Given instruction
Write out the entire listing below exactly as it appears, minus any pictures.
BEGIN Available data
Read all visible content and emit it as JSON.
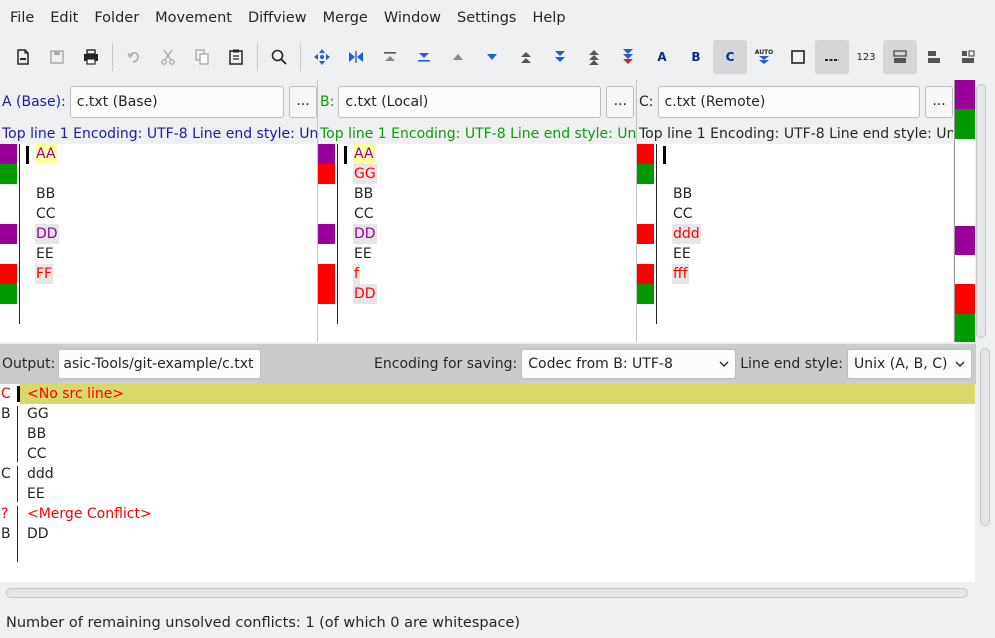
{
  "colors": {
    "base_label": "#1a1aa6",
    "local_label": "#0e9a0e",
    "remote_label": "#232627",
    "changed_purple": "#990099",
    "changed_red": "#ff0000",
    "added_green": "#009900",
    "merge_highlight": "#d9d96a"
  },
  "menu": [
    "File",
    "Edit",
    "Folder",
    "Movement",
    "Diffview",
    "Merge",
    "Window",
    "Settings",
    "Help"
  ],
  "toolbar": {
    "buttons": [
      "new-file",
      "save",
      "print",
      "undo",
      "cut",
      "copy",
      "paste",
      "find",
      "go-current",
      "go-top",
      "go-prev-delta",
      "go-bottom",
      "go-prev",
      "go-next",
      "go-prev-conflict",
      "go-next-conflict",
      "go-first-unsolved",
      "go-last-unsolved",
      "select-a",
      "select-b",
      "select-c",
      "auto-advance",
      "show-whitespace",
      "show-space-chars",
      "line-numbers",
      "split-view-1",
      "split-view-2",
      "split-view-3"
    ],
    "auto_label": "AUTO",
    "a_label": "A",
    "b_label": "B",
    "c_label": "C",
    "numbers_label": "123"
  },
  "panes": {
    "a": {
      "label": "A (Base):",
      "file": "c.txt (Base)",
      "browse": "...",
      "info": [
        "Top line 1",
        "Encoding: UTF-8",
        "Line end style: Uni"
      ],
      "lines": [
        {
          "text": "AA",
          "color": "#990099",
          "bg": "#ffffa0",
          "marker": "#990099"
        },
        {
          "text": "",
          "color": "",
          "bg": "",
          "marker": "#009900"
        },
        {
          "text": "BB",
          "color": "#232627",
          "bg": "",
          "marker": ""
        },
        {
          "text": "CC",
          "color": "#232627",
          "bg": "",
          "marker": ""
        },
        {
          "text": "DD",
          "color": "#990099",
          "bg": "#e6e6e6",
          "marker": "#990099"
        },
        {
          "text": "EE",
          "color": "#232627",
          "bg": "",
          "marker": ""
        },
        {
          "text": "FF",
          "color": "#ff0000",
          "bg": "#e6e6e6",
          "marker": "#ff0000"
        },
        {
          "text": "",
          "color": "",
          "bg": "",
          "marker": "#009900"
        }
      ]
    },
    "b": {
      "label": "B:",
      "file": "c.txt (Local)",
      "browse": "...",
      "info": [
        "Top line 1",
        "Encoding: UTF-8",
        "Line end style: Uni"
      ],
      "lines": [
        {
          "text": "AA",
          "color": "#990099",
          "bg": "#ffffa0",
          "marker": "#990099"
        },
        {
          "text": "GG",
          "color": "#ff0000",
          "bg": "#e6e6e6",
          "marker": "#ff0000"
        },
        {
          "text": "BB",
          "color": "#232627",
          "bg": "",
          "marker": ""
        },
        {
          "text": "CC",
          "color": "#232627",
          "bg": "",
          "marker": ""
        },
        {
          "text": "DD",
          "color": "#990099",
          "bg": "#e6e6e6",
          "marker": "#990099"
        },
        {
          "text": "EE",
          "color": "#232627",
          "bg": "",
          "marker": ""
        },
        {
          "text": "f",
          "color": "#ff0000",
          "bg": "#e6e6e6",
          "marker": "#ff0000"
        },
        {
          "text": "DD",
          "color": "#ff0000",
          "bg": "#e6e6e6",
          "marker": "#ff0000"
        }
      ]
    },
    "c": {
      "label": "C:",
      "file": "c.txt (Remote)",
      "browse": "...",
      "info": [
        "Top line 1",
        "Encoding: UTF-8",
        "Line end style: Uni"
      ],
      "lines": [
        {
          "text": "",
          "color": "",
          "bg": "",
          "marker": "#ff0000"
        },
        {
          "text": "",
          "color": "",
          "bg": "",
          "marker": "#009900"
        },
        {
          "text": "BB",
          "color": "#232627",
          "bg": "",
          "marker": ""
        },
        {
          "text": "CC",
          "color": "#232627",
          "bg": "",
          "marker": ""
        },
        {
          "text": "ddd",
          "color": "#ff0000",
          "bg": "#e6e6e6",
          "marker": "#ff0000"
        },
        {
          "text": "EE",
          "color": "#232627",
          "bg": "",
          "marker": ""
        },
        {
          "text": "fff",
          "color": "#ff0000",
          "bg": "#e6e6e6",
          "marker": "#ff0000"
        },
        {
          "text": "",
          "color": "",
          "bg": "",
          "marker": "#009900"
        }
      ]
    }
  },
  "overview": [
    "#990099",
    "#009900",
    "#ffffff",
    "#ffffff",
    "#990099",
    "#ffffff",
    "#ff0000",
    "#009900",
    "#ffffff"
  ],
  "output": {
    "label": "Output:",
    "path": "asic-Tools/git-example/c.txt",
    "encoding_label": "Encoding for saving:",
    "encoding_value": "Codec from B: UTF-8",
    "line_end_label": "Line end style:",
    "line_end_value": "Unix (A, B, C)",
    "lines": [
      {
        "src": "C",
        "src_color": "#ff0000",
        "text": "<No src line>",
        "color": "#ff0000",
        "highlight": true
      },
      {
        "src": "B",
        "src_color": "#232627",
        "text": "GG",
        "color": "#232627",
        "highlight": false
      },
      {
        "src": "",
        "src_color": "#232627",
        "text": "BB",
        "color": "#232627",
        "highlight": false
      },
      {
        "src": "",
        "src_color": "#232627",
        "text": "CC",
        "color": "#232627",
        "highlight": false
      },
      {
        "src": "C",
        "src_color": "#232627",
        "text": "ddd",
        "color": "#232627",
        "highlight": false
      },
      {
        "src": "",
        "src_color": "#232627",
        "text": "EE",
        "color": "#232627",
        "highlight": false
      },
      {
        "src": "?",
        "src_color": "#ff0000",
        "text": "<Merge Conflict>",
        "color": "#ff0000",
        "highlight": false
      },
      {
        "src": "B",
        "src_color": "#232627",
        "text": "DD",
        "color": "#232627",
        "highlight": false
      }
    ]
  },
  "status": "Number of remaining unsolved conflicts: 1 (of which 0 are whitespace)"
}
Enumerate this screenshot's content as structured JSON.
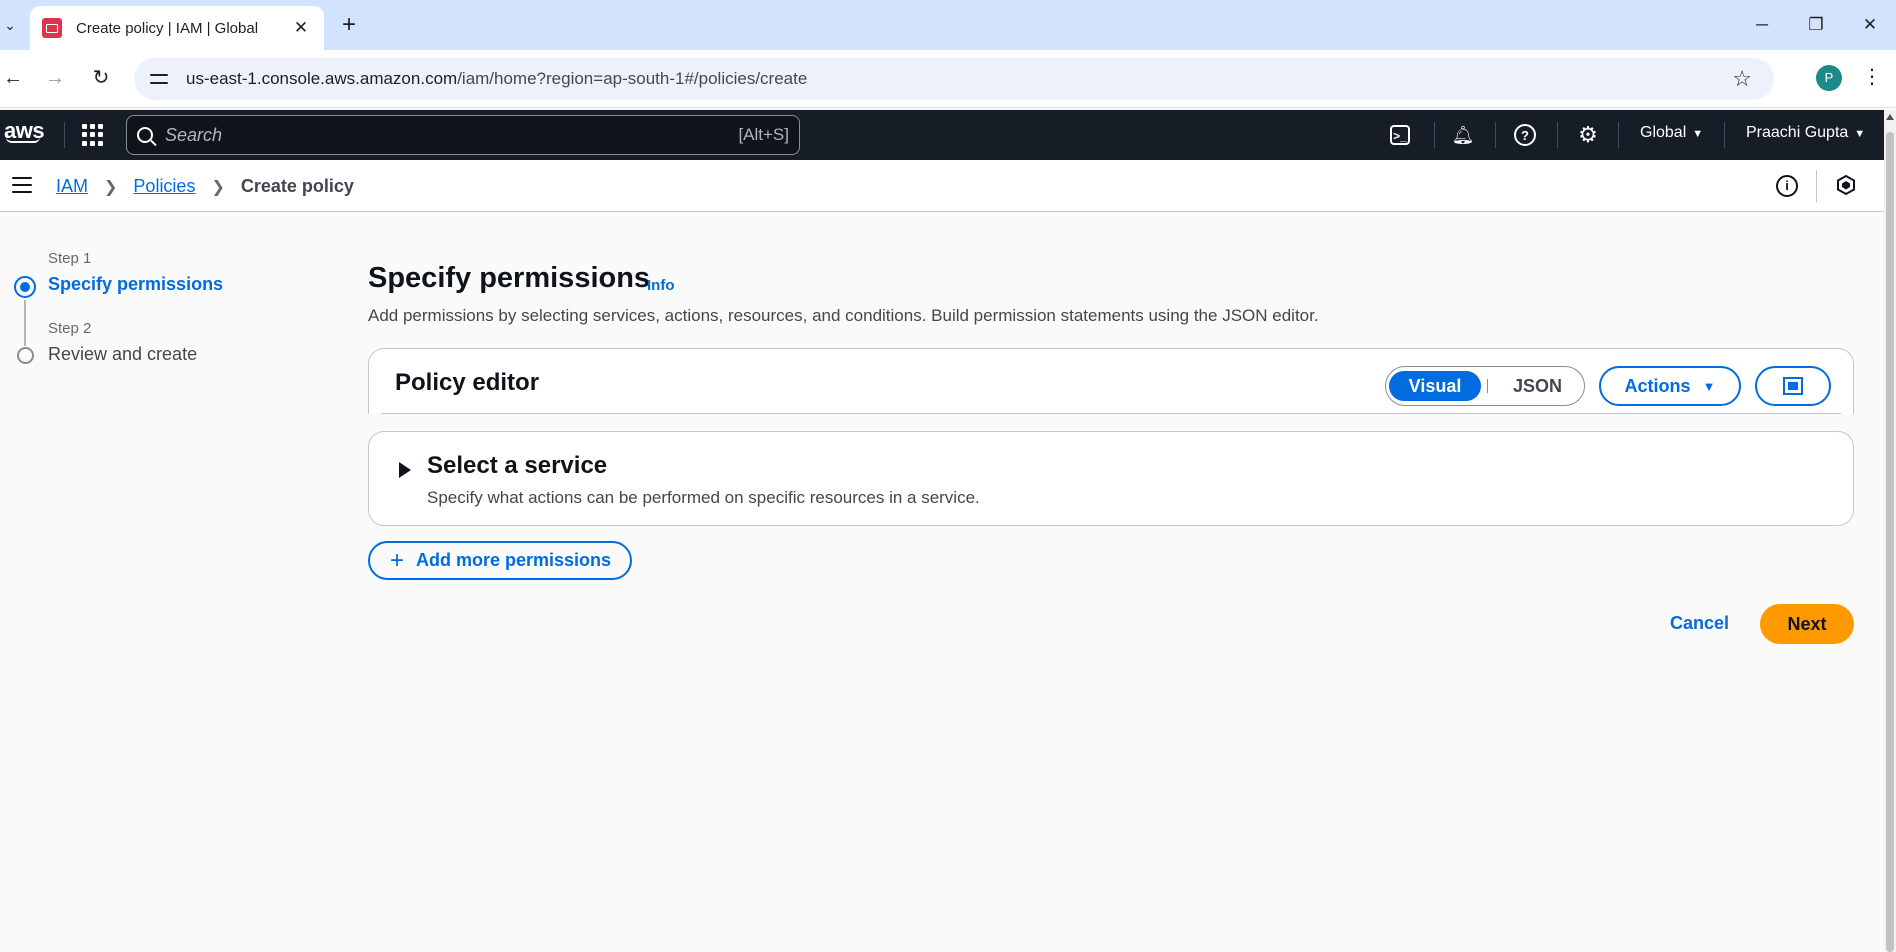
{
  "browser": {
    "tab_title": "Create policy | IAM | Global",
    "new_tab": "+",
    "url_host": "us-east-1.console.aws.amazon.com",
    "url_path": "/iam/home?region=ap-south-1#/policies/create",
    "profile_initial": "P"
  },
  "aws_header": {
    "logo": "aws",
    "search_placeholder": "Search",
    "search_shortcut": "[Alt+S]",
    "region": "Global",
    "user": "Praachi Gupta"
  },
  "breadcrumb": {
    "items": [
      "IAM",
      "Policies"
    ],
    "current": "Create policy"
  },
  "steps": [
    {
      "small": "Step 1",
      "label": "Specify permissions",
      "active": true
    },
    {
      "small": "Step 2",
      "label": "Review and create",
      "active": false
    }
  ],
  "main": {
    "title": "Specify permissions",
    "info_link": "Info",
    "description": "Add permissions by selecting services, actions, resources, and conditions. Build permission statements using the JSON editor.",
    "editor": {
      "title": "Policy editor",
      "toggle_options": [
        "Visual",
        "JSON"
      ],
      "selected": "Visual",
      "actions_label": "Actions"
    },
    "service": {
      "title": "Select a service",
      "description": "Specify what actions can be performed on specific resources in a service."
    },
    "add_permissions": "Add more permissions",
    "cancel": "Cancel",
    "next": "Next"
  },
  "colors": {
    "accent": "#006ce0",
    "primary_button": "#ff9900",
    "header_bg": "#161d26",
    "favicon": "#dd344c"
  }
}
END Available data
Correct output
Read all visible content and emit it as JSON.
{
  "colors": {
    "base_label": "#1a1aa6",
    "local_label": "#0e9a0e",
    "remote_label": "#232627",
    "changed_purple": "#990099",
    "changed_red": "#ff0000",
    "added_green": "#009900",
    "merge_highlight": "#d9d96a"
  },
  "menu": [
    "File",
    "Edit",
    "Folder",
    "Movement",
    "Diffview",
    "Merge",
    "Window",
    "Settings",
    "Help"
  ],
  "toolbar": {
    "buttons": [
      "new-file",
      "save",
      "print",
      "undo",
      "cut",
      "copy",
      "paste",
      "find",
      "go-current",
      "go-top",
      "go-prev-delta",
      "go-bottom",
      "go-prev",
      "go-next",
      "go-prev-conflict",
      "go-next-conflict",
      "go-first-unsolved",
      "go-last-unsolved",
      "select-a",
      "select-b",
      "select-c",
      "auto-advance",
      "show-whitespace",
      "show-space-chars",
      "line-numbers",
      "split-view-1",
      "split-view-2",
      "split-view-3"
    ],
    "auto_label": "AUTO",
    "a_label": "A",
    "b_label": "B",
    "c_label": "C",
    "numbers_label": "123"
  },
  "panes": {
    "a": {
      "label": "A (Base):",
      "file": "c.txt (Base)",
      "browse": "...",
      "info": [
        "Top line 1",
        "Encoding: UTF-8",
        "Line end style: Uni"
      ],
      "lines": [
        {
          "text": "AA",
          "color": "#990099",
          "bg": "#ffffa0",
          "marker": "#990099"
        },
        {
          "text": "",
          "color": "",
          "bg": "",
          "marker": "#009900"
        },
        {
          "text": "BB",
          "color": "#232627",
          "bg": "",
          "marker": ""
        },
        {
          "text": "CC",
          "color": "#232627",
          "bg": "",
          "marker": ""
        },
        {
          "text": "DD",
          "color": "#990099",
          "bg": "#e6e6e6",
          "marker": "#990099"
        },
        {
          "text": "EE",
          "color": "#232627",
          "bg": "",
          "marker": ""
        },
        {
          "text": "FF",
          "color": "#ff0000",
          "bg": "#e6e6e6",
          "marker": "#ff0000"
        },
        {
          "text": "",
          "color": "",
          "bg": "",
          "marker": "#009900"
        }
      ]
    },
    "b": {
      "label": "B:",
      "file": "c.txt (Local)",
      "browse": "...",
      "info": [
        "Top line 1",
        "Encoding: UTF-8",
        "Line end style: Uni"
      ],
      "lines": [
        {
          "text": "AA",
          "color": "#990099",
          "bg": "#ffffa0",
          "marker": "#990099"
        },
        {
          "text": "GG",
          "color": "#ff0000",
          "bg": "#e6e6e6",
          "marker": "#ff0000"
        },
        {
          "text": "BB",
          "color": "#232627",
          "bg": "",
          "marker": ""
        },
        {
          "text": "CC",
          "color": "#232627",
          "bg": "",
          "marker": ""
        },
        {
          "text": "DD",
          "color": "#990099",
          "bg": "#e6e6e6",
          "marker": "#990099"
        },
        {
          "text": "EE",
          "color": "#232627",
          "bg": "",
          "marker": ""
        },
        {
          "text": "f",
          "color": "#ff0000",
          "bg": "#e6e6e6",
          "marker": "#ff0000"
        },
        {
          "text": "DD",
          "color": "#ff0000",
          "bg": "#e6e6e6",
          "marker": "#ff0000"
        }
      ]
    },
    "c": {
      "label": "C:",
      "file": "c.txt (Remote)",
      "browse": "...",
      "info": [
        "Top line 1",
        "Encoding: UTF-8",
        "Line end style: Uni"
      ],
      "lines": [
        {
          "text": "",
          "color": "",
          "bg": "",
          "marker": "#ff0000"
        },
        {
          "text": "",
          "color": "",
          "bg": "",
          "marker": "#009900"
        },
        {
          "text": "BB",
          "color": "#232627",
          "bg": "",
          "marker": ""
        },
        {
          "text": "CC",
          "color": "#232627",
          "bg": "",
          "marker": ""
        },
        {
          "text": "ddd",
          "color": "#ff0000",
          "bg": "#e6e6e6",
          "marker": "#ff0000"
        },
        {
          "text": "EE",
          "color": "#232627",
          "bg": "",
          "marker": ""
        },
        {
          "text": "fff",
          "color": "#ff0000",
          "bg": "#e6e6e6",
          "marker": "#ff0000"
        },
        {
          "text": "",
          "color": "",
          "bg": "",
          "marker": "#009900"
        }
      ]
    }
  },
  "overview": [
    "#990099",
    "#009900",
    "#ffffff",
    "#ffffff",
    "#990099",
    "#ffffff",
    "#ff0000",
    "#009900",
    "#ffffff"
  ],
  "output": {
    "label": "Output:",
    "path": "asic-Tools/git-example/c.txt",
    "encoding_label": "Encoding for saving:",
    "encoding_value": "Codec from B: UTF-8",
    "line_end_label": "Line end style:",
    "line_end_value": "Unix (A, B, C)",
    "lines": [
      {
        "src": "C",
        "src_color": "#ff0000",
        "text": "<No src line>",
        "color": "#ff0000",
        "highlight": true
      },
      {
        "src": "B",
        "src_color": "#232627",
        "text": "GG",
        "color": "#232627",
        "highlight": false
      },
      {
        "src": "",
        "src_color": "#232627",
        "text": "BB",
        "color": "#232627",
        "highlight": false
      },
      {
        "src": "",
        "src_color": "#232627",
        "text": "CC",
        "color": "#232627",
        "highlight": false
      },
      {
        "src": "C",
        "src_color": "#232627",
        "text": "ddd",
        "color": "#232627",
        "highlight": false
      },
      {
        "src": "",
        "src_color": "#232627",
        "text": "EE",
        "color": "#232627",
        "highlight": false
      },
      {
        "src": "?",
        "src_color": "#ff0000",
        "text": "<Merge Conflict>",
        "color": "#ff0000",
        "highlight": false
      },
      {
        "src": "B",
        "src_color": "#232627",
        "text": "DD",
        "color": "#232627",
        "highlight": false
      }
    ]
  },
  "status": "Number of remaining unsolved conflicts: 1 (of which 0 are whitespace)"
}
Enumerate this screenshot's content as structured JSON.
{
  "browser": {
    "tab_title": "Create policy | IAM | Global",
    "new_tab": "+",
    "url_host": "us-east-1.console.aws.amazon.com",
    "url_path": "/iam/home?region=ap-south-1#/policies/create",
    "profile_initial": "P"
  },
  "aws_header": {
    "logo": "aws",
    "search_placeholder": "Search",
    "search_shortcut": "[Alt+S]",
    "region": "Global",
    "user": "Praachi Gupta"
  },
  "breadcrumb": {
    "items": [
      "IAM",
      "Policies"
    ],
    "current": "Create policy"
  },
  "steps": [
    {
      "small": "Step 1",
      "label": "Specify permissions",
      "active": true
    },
    {
      "small": "Step 2",
      "label": "Review and create",
      "active": false
    }
  ],
  "main": {
    "title": "Specify permissions",
    "info_link": "Info",
    "description": "Add permissions by selecting services, actions, resources, and conditions. Build permission statements using the JSON editor.",
    "editor": {
      "title": "Policy editor",
      "toggle_options": [
        "Visual",
        "JSON"
      ],
      "selected": "Visual",
      "actions_label": "Actions"
    },
    "service": {
      "title": "Select a service",
      "description": "Specify what actions can be performed on specific resources in a service."
    },
    "add_permissions": "Add more permissions",
    "cancel": "Cancel",
    "next": "Next"
  },
  "colors": {
    "accent": "#006ce0",
    "primary_button": "#ff9900",
    "header_bg": "#161d26",
    "favicon": "#dd344c"
  }
}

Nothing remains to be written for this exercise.